▶ **EXERCISE**:
Give back the full material, exactly as it reads.
•••
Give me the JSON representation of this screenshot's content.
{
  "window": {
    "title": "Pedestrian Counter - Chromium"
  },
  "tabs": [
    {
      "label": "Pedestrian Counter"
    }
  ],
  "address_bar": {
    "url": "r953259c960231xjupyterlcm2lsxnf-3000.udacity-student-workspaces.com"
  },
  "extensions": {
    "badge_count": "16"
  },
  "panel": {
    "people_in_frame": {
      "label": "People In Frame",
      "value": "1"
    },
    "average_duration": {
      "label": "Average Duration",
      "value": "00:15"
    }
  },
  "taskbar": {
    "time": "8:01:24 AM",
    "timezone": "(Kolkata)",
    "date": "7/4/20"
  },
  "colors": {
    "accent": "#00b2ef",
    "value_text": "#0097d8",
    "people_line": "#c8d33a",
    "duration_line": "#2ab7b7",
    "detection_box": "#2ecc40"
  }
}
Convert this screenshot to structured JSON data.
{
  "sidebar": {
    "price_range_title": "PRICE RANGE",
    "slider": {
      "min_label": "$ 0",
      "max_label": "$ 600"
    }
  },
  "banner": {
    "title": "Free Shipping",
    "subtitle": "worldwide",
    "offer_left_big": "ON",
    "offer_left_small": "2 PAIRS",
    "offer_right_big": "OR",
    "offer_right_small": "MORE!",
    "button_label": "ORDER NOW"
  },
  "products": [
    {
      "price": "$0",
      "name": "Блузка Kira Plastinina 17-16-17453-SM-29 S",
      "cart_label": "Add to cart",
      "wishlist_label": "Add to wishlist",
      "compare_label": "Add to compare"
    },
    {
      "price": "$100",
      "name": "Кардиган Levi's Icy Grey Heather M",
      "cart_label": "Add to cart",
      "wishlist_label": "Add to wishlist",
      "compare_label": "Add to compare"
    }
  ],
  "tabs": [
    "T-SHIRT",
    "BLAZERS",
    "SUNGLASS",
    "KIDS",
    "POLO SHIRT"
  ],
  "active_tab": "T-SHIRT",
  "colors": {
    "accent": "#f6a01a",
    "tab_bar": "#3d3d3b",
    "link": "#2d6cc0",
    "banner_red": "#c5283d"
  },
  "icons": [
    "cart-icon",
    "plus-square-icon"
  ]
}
•••
▶ **RESULT OF THE EXERCISE**:
Give me the JSON representation of this screenshot's content.
{
  "window": {
    "title": "Pedestrian Counter - Chromium"
  },
  "tabs": [
    {
      "label": "Pedestrian Counter"
    }
  ],
  "address_bar": {
    "url": "r953259c960231xjupyterlcm2lsxnf-3000.udacity-student-workspaces.com"
  },
  "extensions": {
    "badge_count": "16"
  },
  "panel": {
    "people_in_frame": {
      "label": "People In Frame",
      "value": "1"
    },
    "average_duration": {
      "label": "Average Duration",
      "value": "00:15"
    }
  },
  "taskbar": {
    "time": "8:01:24 AM",
    "timezone": "(Kolkata)",
    "date": "7/4/20"
  },
  "colors": {
    "accent": "#00b2ef",
    "value_text": "#0097d8",
    "people_line": "#c8d33a",
    "duration_line": "#2ab7b7",
    "detection_box": "#2ecc40"
  }
}
Convert this screenshot to structured JSON data.
{
  "sidebar": {
    "price_range_title": "PRICE RANGE",
    "slider": {
      "min_label": "$ 0",
      "max_label": "$ 600"
    }
  },
  "banner": {
    "title": "Free Shipping",
    "subtitle": "worldwide",
    "offer_left_big": "ON",
    "offer_left_small": "2 PAIRS",
    "offer_right_big": "OR",
    "offer_right_small": "MORE!",
    "button_label": "ORDER NOW"
  },
  "products": [
    {
      "price": "$0",
      "name": "Блузка Kira Plastinina 17-16-17453-SM-29 S",
      "cart_label": "Add to cart",
      "wishlist_label": "Add to wishlist",
      "compare_label": "Add to compare"
    },
    {
      "price": "$100",
      "name": "Кардиган Levi's Icy Grey Heather M",
      "cart_label": "Add to cart",
      "wishlist_label": "Add to wishlist",
      "compare_label": "Add to compare"
    }
  ],
  "tabs": [
    "T-SHIRT",
    "BLAZERS",
    "SUNGLASS",
    "KIDS",
    "POLO SHIRT"
  ],
  "active_tab": "T-SHIRT",
  "colors": {
    "accent": "#f6a01a",
    "tab_bar": "#3d3d3b",
    "link": "#2d6cc0",
    "banner_red": "#c5283d"
  },
  "icons": [
    "cart-icon",
    "plus-square-icon"
  ]
}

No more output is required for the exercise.